►
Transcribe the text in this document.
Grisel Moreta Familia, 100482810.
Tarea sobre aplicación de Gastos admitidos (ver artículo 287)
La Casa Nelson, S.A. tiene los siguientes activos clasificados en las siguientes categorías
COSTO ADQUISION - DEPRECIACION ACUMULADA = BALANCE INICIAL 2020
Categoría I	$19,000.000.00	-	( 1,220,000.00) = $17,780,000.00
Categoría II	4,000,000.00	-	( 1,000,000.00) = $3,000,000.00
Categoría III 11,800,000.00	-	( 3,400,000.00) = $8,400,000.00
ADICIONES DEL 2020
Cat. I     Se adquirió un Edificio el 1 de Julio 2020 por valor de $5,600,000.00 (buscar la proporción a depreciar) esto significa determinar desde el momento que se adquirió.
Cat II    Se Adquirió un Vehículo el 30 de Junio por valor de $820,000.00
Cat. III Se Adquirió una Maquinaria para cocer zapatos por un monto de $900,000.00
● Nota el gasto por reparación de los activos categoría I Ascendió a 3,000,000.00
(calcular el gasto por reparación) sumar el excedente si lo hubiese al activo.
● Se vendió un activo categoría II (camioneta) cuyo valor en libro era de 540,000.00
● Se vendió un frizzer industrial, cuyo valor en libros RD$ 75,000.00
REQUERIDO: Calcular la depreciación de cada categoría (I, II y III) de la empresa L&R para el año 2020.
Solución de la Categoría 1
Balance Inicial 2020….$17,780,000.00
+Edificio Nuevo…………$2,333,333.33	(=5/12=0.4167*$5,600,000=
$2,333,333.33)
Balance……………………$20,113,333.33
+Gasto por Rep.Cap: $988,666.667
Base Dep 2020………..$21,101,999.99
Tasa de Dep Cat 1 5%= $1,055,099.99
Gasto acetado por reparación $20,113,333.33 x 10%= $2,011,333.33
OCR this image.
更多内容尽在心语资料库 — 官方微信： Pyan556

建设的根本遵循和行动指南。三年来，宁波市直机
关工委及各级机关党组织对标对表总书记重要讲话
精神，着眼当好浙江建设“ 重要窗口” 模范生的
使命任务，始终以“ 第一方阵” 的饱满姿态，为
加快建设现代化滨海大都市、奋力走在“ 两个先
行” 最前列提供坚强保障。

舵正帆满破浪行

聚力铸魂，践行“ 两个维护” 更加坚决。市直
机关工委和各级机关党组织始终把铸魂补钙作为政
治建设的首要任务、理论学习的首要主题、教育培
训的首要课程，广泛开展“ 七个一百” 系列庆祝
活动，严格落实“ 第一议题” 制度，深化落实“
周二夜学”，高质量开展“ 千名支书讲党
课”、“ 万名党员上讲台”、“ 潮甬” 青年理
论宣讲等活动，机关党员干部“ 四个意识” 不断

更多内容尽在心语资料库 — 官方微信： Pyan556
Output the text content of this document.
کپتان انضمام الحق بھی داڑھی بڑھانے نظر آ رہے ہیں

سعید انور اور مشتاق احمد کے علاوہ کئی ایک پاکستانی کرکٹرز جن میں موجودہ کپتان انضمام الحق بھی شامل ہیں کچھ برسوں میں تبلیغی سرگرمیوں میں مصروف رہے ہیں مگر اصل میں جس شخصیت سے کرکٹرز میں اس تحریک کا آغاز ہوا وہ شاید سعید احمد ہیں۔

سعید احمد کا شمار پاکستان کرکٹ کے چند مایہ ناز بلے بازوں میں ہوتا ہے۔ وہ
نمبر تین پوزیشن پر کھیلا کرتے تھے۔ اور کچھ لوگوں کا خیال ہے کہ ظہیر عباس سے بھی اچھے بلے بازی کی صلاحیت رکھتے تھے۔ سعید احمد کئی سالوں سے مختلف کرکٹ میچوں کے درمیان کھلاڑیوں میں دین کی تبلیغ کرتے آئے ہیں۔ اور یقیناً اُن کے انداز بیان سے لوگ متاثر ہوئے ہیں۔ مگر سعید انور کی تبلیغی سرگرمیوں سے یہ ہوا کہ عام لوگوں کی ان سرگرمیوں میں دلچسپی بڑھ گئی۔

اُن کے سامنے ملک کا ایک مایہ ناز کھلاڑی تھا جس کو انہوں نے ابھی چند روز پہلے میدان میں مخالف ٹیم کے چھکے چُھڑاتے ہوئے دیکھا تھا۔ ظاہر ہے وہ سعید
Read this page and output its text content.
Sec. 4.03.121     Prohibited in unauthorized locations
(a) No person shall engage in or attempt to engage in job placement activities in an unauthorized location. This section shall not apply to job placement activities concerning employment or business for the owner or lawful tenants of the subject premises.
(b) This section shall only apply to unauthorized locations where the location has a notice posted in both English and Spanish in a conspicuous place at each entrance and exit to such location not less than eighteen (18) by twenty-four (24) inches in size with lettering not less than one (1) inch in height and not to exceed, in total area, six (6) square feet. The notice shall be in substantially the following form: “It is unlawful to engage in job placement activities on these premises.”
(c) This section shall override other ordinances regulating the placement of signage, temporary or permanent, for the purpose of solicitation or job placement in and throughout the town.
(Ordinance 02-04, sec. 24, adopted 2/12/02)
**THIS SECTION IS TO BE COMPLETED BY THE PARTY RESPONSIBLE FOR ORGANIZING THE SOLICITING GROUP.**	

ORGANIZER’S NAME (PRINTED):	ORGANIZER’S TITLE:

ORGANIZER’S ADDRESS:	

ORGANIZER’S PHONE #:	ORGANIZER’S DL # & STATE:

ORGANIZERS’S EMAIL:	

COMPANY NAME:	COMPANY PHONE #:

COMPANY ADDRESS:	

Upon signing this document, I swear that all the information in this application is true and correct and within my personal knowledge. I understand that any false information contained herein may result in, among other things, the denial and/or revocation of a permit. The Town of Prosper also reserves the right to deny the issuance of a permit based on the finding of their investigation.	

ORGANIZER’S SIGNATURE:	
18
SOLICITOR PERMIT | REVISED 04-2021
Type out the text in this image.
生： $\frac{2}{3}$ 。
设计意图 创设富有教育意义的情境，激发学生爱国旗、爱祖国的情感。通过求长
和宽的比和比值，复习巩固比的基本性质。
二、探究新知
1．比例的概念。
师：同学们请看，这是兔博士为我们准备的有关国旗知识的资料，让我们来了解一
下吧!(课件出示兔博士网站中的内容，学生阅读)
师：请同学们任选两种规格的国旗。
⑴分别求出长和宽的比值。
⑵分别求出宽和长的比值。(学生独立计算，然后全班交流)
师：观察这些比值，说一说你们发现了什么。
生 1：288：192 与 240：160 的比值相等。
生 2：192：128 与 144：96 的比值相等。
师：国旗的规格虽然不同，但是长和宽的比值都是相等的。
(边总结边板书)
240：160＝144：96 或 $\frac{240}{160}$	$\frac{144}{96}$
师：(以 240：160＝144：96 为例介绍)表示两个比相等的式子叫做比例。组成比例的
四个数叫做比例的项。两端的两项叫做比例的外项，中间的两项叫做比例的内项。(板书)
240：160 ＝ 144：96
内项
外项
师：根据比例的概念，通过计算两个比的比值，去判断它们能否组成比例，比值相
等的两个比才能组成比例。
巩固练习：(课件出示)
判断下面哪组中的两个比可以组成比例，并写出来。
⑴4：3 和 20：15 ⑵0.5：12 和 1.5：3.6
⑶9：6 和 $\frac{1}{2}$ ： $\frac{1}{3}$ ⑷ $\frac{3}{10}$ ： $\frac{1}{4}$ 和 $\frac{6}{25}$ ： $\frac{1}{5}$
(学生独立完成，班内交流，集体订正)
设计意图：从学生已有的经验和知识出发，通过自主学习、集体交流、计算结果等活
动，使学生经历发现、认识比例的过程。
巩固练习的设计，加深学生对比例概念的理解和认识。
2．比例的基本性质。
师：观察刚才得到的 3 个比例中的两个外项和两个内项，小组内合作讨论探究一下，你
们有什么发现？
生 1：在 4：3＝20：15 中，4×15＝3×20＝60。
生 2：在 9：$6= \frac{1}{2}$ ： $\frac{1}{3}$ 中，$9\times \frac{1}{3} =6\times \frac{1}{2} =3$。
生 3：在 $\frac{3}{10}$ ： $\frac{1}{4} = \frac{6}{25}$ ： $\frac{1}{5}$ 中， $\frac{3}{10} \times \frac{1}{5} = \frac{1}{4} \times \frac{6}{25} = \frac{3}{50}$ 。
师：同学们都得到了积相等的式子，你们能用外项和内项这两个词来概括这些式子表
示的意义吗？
◄
## What you should do
Pull every line containing "COMPANY" out of the data above.

## Exercise solution
COMPANY NAME:	COMPANY PHONE #:
COMPANY ADDRESS:	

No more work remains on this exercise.